- Objective:
Will you extract the entries word for word? Images should not appear in the copy.

** Start of Data listing **

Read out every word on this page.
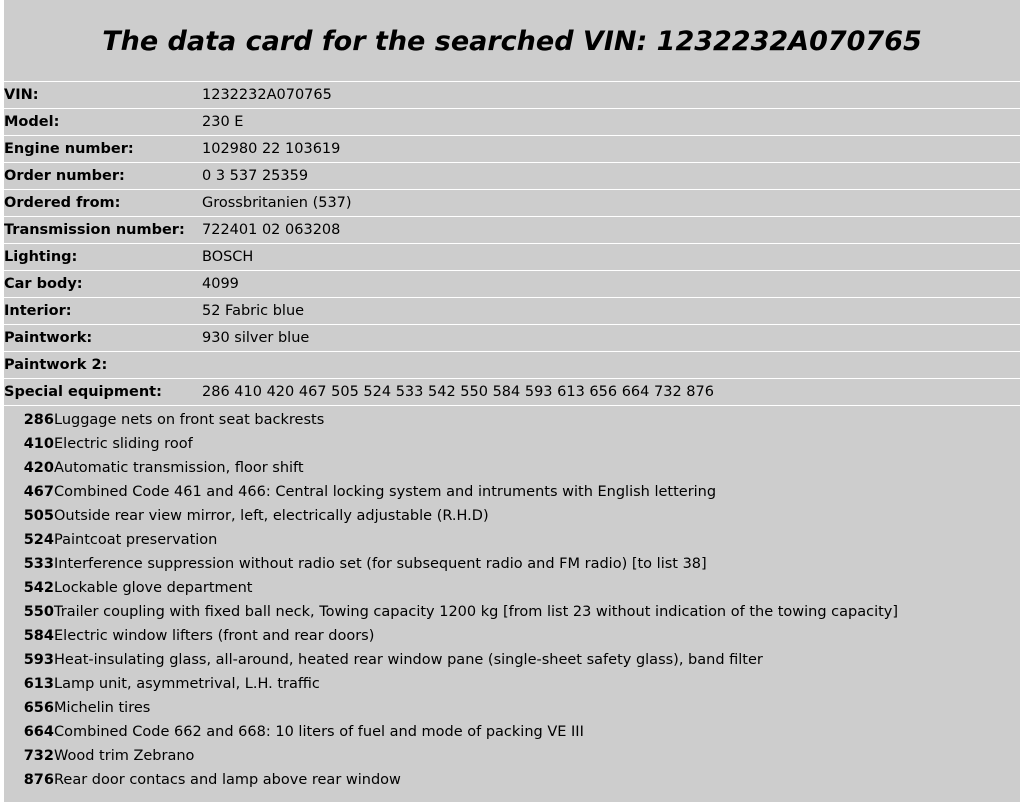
The data card for the searched VIN: 1232232A070765
VIN:	1232232A070765
Model:	230 E
Engine number:	102980 22 103619
Order number:	0 3 537 25359
Ordered from:	Grossbritanien (537)
Transmission number:	722401 02 063208
Lighting:	BOSCH
Car body:	4099
Interior:	52 Fabric blue
Paintwork:	930 silver blue
Paintwork 2:	
Special equipment:	286 410 420 467 505 524 533 542 550 584 593 613 656 664 732 876
286	Luggage nets on front seat backrests
410	Electric sliding roof
420	Automatic transmission, floor shift
467	Combined Code 461 and 466: Central locking system and intruments with English lettering
505	Outside rear view mirror, left, electrically adjustable (R.H.D)
524	Paintcoat preservation
533	Interference suppression without radio set (for subsequent radio and FM radio) [to list 38]
542	Lockable glove department
550	Trailer coupling with fixed ball neck, Towing capacity 1200 kg [from list 23 without indication of the towing capacity]
584	Electric window lifters (front and rear doors)
593	Heat-insulating glass, all-around, heated rear window pane (single-sheet safety glass), band filter
613	Lamp unit, asymmetrival, L.H. traffic
656	Michelin tires
664	Combined Code 662 and 668: 10 liters of fuel and mode of packing VE III
732	Wood trim Zebrano
876	Rear door contacs and lamp above rear window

** End of Data listing **

- Result of this exercise:
Read out every word on this page.
The data card for the searched VIN: 1232232A070765
VIN:	1232232A070765
Model:	230 E
Engine number:	102980 22 103619
Order number:	0 3 537 25359
Ordered from:	Grossbritanien (537)
Transmission number:	722401 02 063208
Lighting:	BOSCH
Car body:	4099
Interior:	52 Fabric blue
Paintwork:	930 silver blue
Paintwork 2:	
Special equipment:	286 410 420 467 505 524 533 542 550 584 593 613 656 664 732 876
286	Luggage nets on front seat backrests
410	Electric sliding roof
420	Automatic transmission, floor shift
467	Combined Code 461 and 466: Central locking system and intruments with English lettering
505	Outside rear view mirror, left, electrically adjustable (R.H.D)
524	Paintcoat preservation
533	Interference suppression without radio set (for subsequent radio and FM radio) [to list 38]
542	Lockable glove department
550	Trailer coupling with fixed ball neck, Towing capacity 1200 kg [from list 23 without indication of the towing capacity]
584	Electric window lifters (front and rear doors)
593	Heat-insulating glass, all-around, heated rear window pane (single-sheet safety glass), band filter
613	Lamp unit, asymmetrival, L.H. traffic
656	Michelin tires
664	Combined Code 662 and 668: 10 liters of fuel and mode of packing VE III
732	Wood trim Zebrano
876	Rear door contacs and lamp above rear window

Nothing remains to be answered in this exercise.